**WHAT YOU ARE ASKED TO DO**
Leave every picture out and write out the records below exactly.

**INPUT**
** START **
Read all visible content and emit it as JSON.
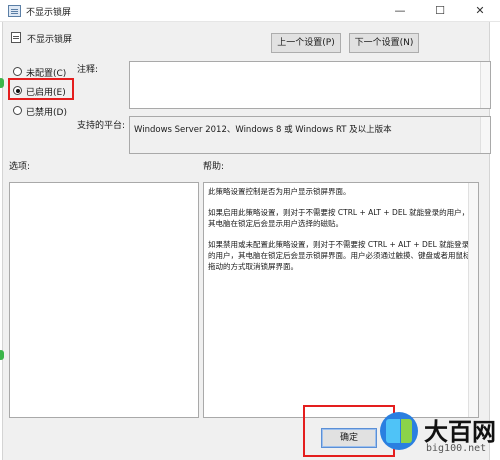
{
  "window": {
    "title": "不显示锁屏",
    "minimize": "—",
    "maximize": "☐",
    "close": "✕"
  },
  "header": {
    "setting_name": "不显示锁屏",
    "prev_button": "上一个设置(P)",
    "next_button": "下一个设置(N)"
  },
  "state_options": [
    {
      "label": "未配置(C)",
      "checked": false
    },
    {
      "label": "已启用(E)",
      "checked": true
    },
    {
      "label": "已禁用(D)",
      "checked": false
    }
  ],
  "comment": {
    "label": "注释:",
    "value": ""
  },
  "platform": {
    "label": "支持的平台:",
    "value": "Windows Server 2012、Windows 8 或 Windows RT 及以上版本"
  },
  "options_label": "选项:",
  "help": {
    "label": "帮助:",
    "paragraphs": [
      "此策略设置控制是否为用户显示锁屏界面。",
      "如果启用此策略设置，则对于不需要按 CTRL + ALT + DEL 就能登录的用户，其电脑在锁定后会显示用户选择的磁贴。",
      "如果禁用或未配置此策略设置，则对于不需要按 CTRL + ALT + DEL 就能登录的用户，其电脑在锁定后会显示锁屏界面。用户必须通过触摸、键盘或者用鼠标拖动的方式取消锁屏界面。"
    ]
  },
  "footer": {
    "ok_button": "确定"
  },
  "watermark": {
    "name": "大百网",
    "url": "big100.net"
  },
  "colors": {
    "highlight_box": "#e41e1e",
    "dialog_bg": "#f0f0f0"
  }
}
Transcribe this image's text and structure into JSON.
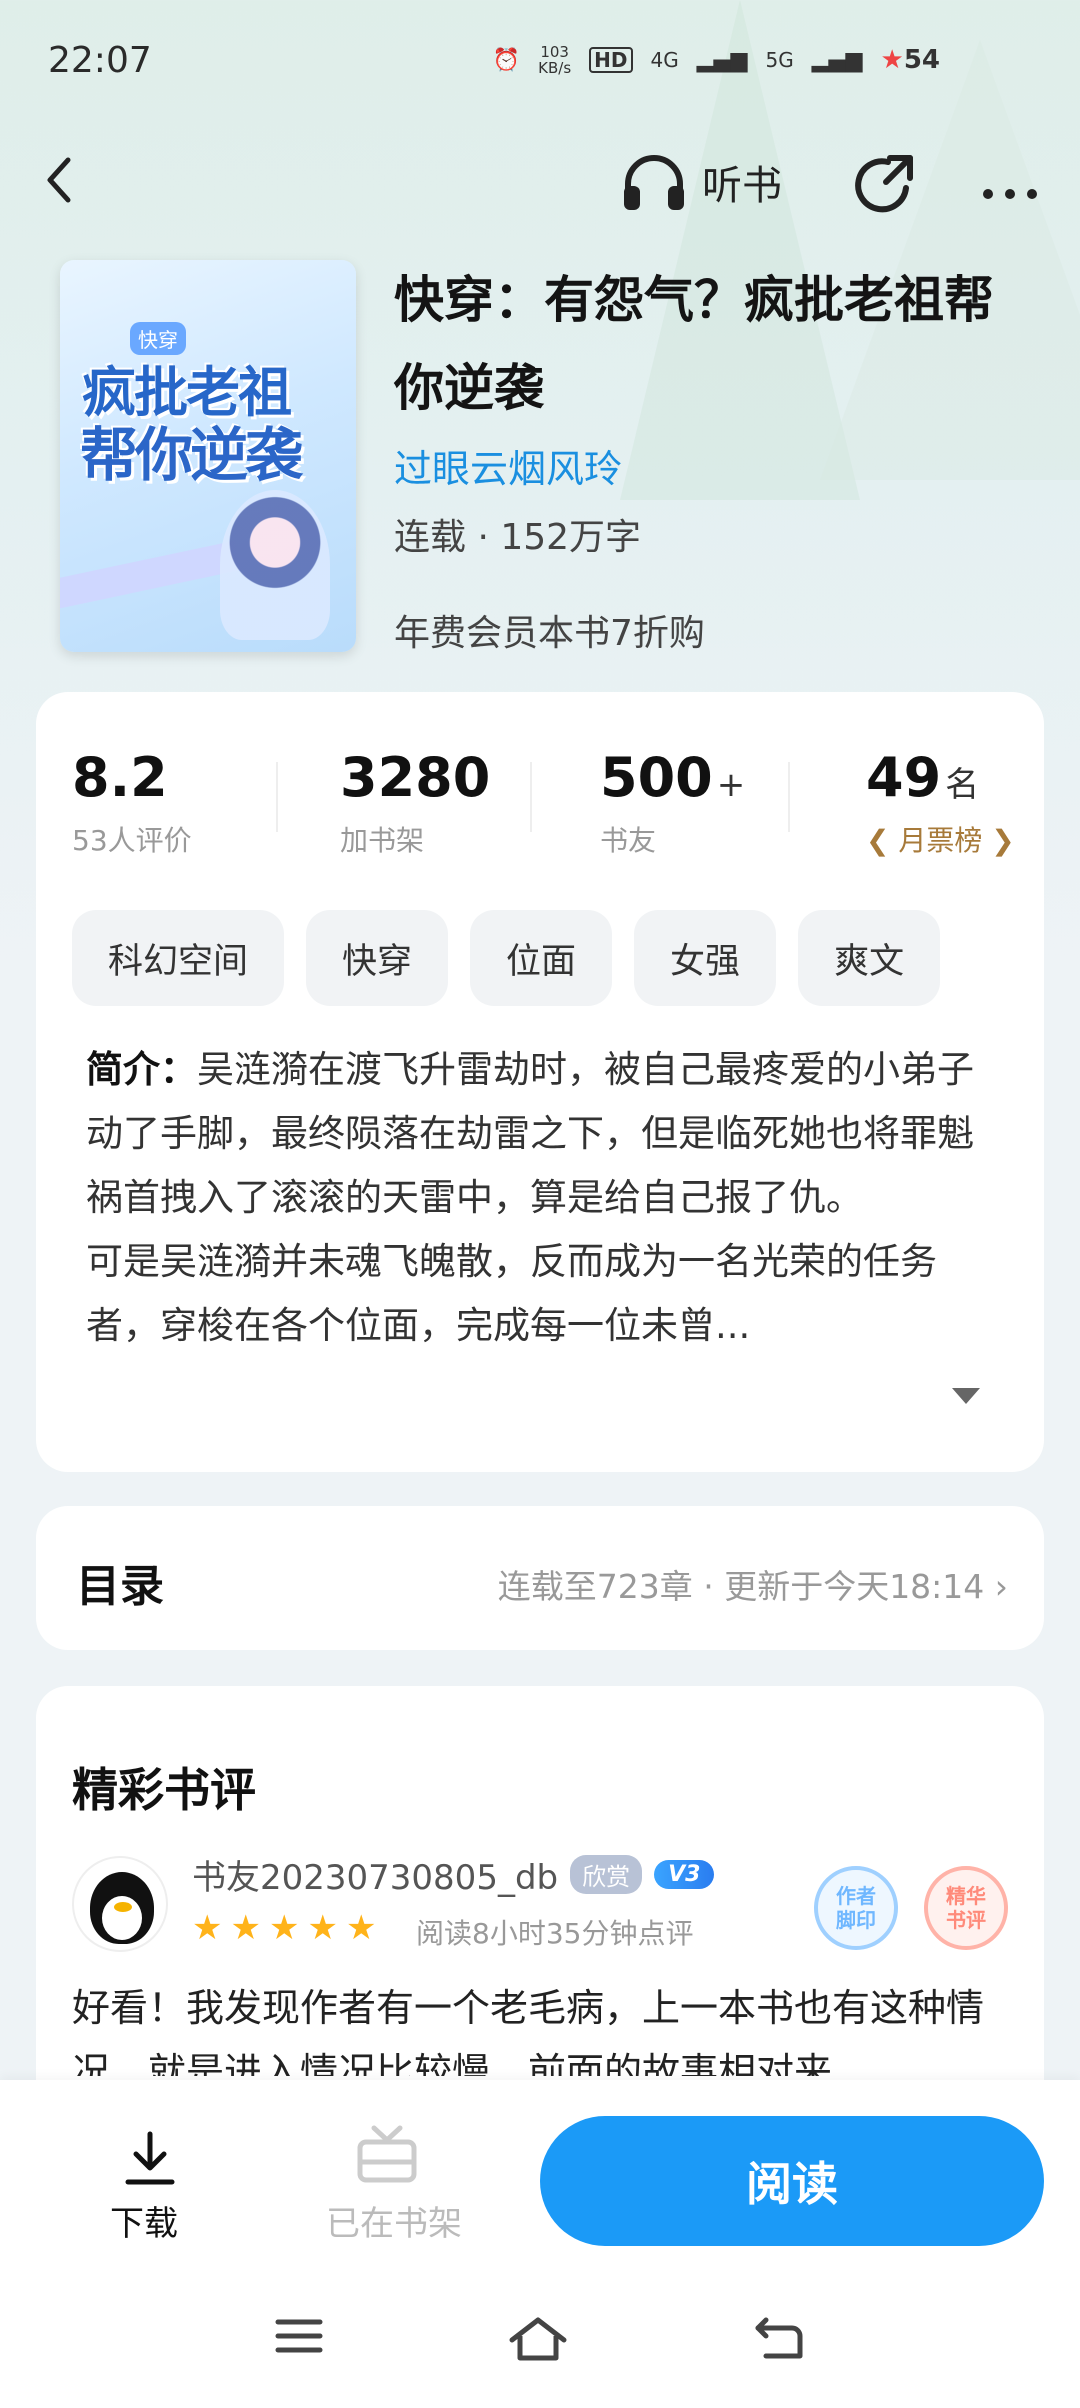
** END **
**RESPONSE TO THIS TASK**
Read all visible content and emit it as JSON.
{
  "window": {
    "title": "不显示锁屏",
    "minimize": "—",
    "maximize": "☐",
    "close": "✕"
  },
  "header": {
    "setting_name": "不显示锁屏",
    "prev_button": "上一个设置(P)",
    "next_button": "下一个设置(N)"
  },
  "state_options": [
    {
      "label": "未配置(C)",
      "checked": false
    },
    {
      "label": "已启用(E)",
      "checked": true
    },
    {
      "label": "已禁用(D)",
      "checked": false
    }
  ],
  "comment": {
    "label": "注释:",
    "value": ""
  },
  "platform": {
    "label": "支持的平台:",
    "value": "Windows Server 2012、Windows 8 或 Windows RT 及以上版本"
  },
  "options_label": "选项:",
  "help": {
    "label": "帮助:",
    "paragraphs": [
      "此策略设置控制是否为用户显示锁屏界面。",
      "如果启用此策略设置，则对于不需要按 CTRL + ALT + DEL 就能登录的用户，其电脑在锁定后会显示用户选择的磁贴。",
      "如果禁用或未配置此策略设置，则对于不需要按 CTRL + ALT + DEL 就能登录的用户，其电脑在锁定后会显示锁屏界面。用户必须通过触摸、键盘或者用鼠标拖动的方式取消锁屏界面。"
    ]
  },
  "footer": {
    "ok_button": "确定"
  },
  "watermark": {
    "name": "大百网",
    "url": "big100.net"
  },
  "colors": {
    "highlight_box": "#e41e1e",
    "dialog_bg": "#f0f0f0"
  }
}
Transcribe this image's text and structure into JSON.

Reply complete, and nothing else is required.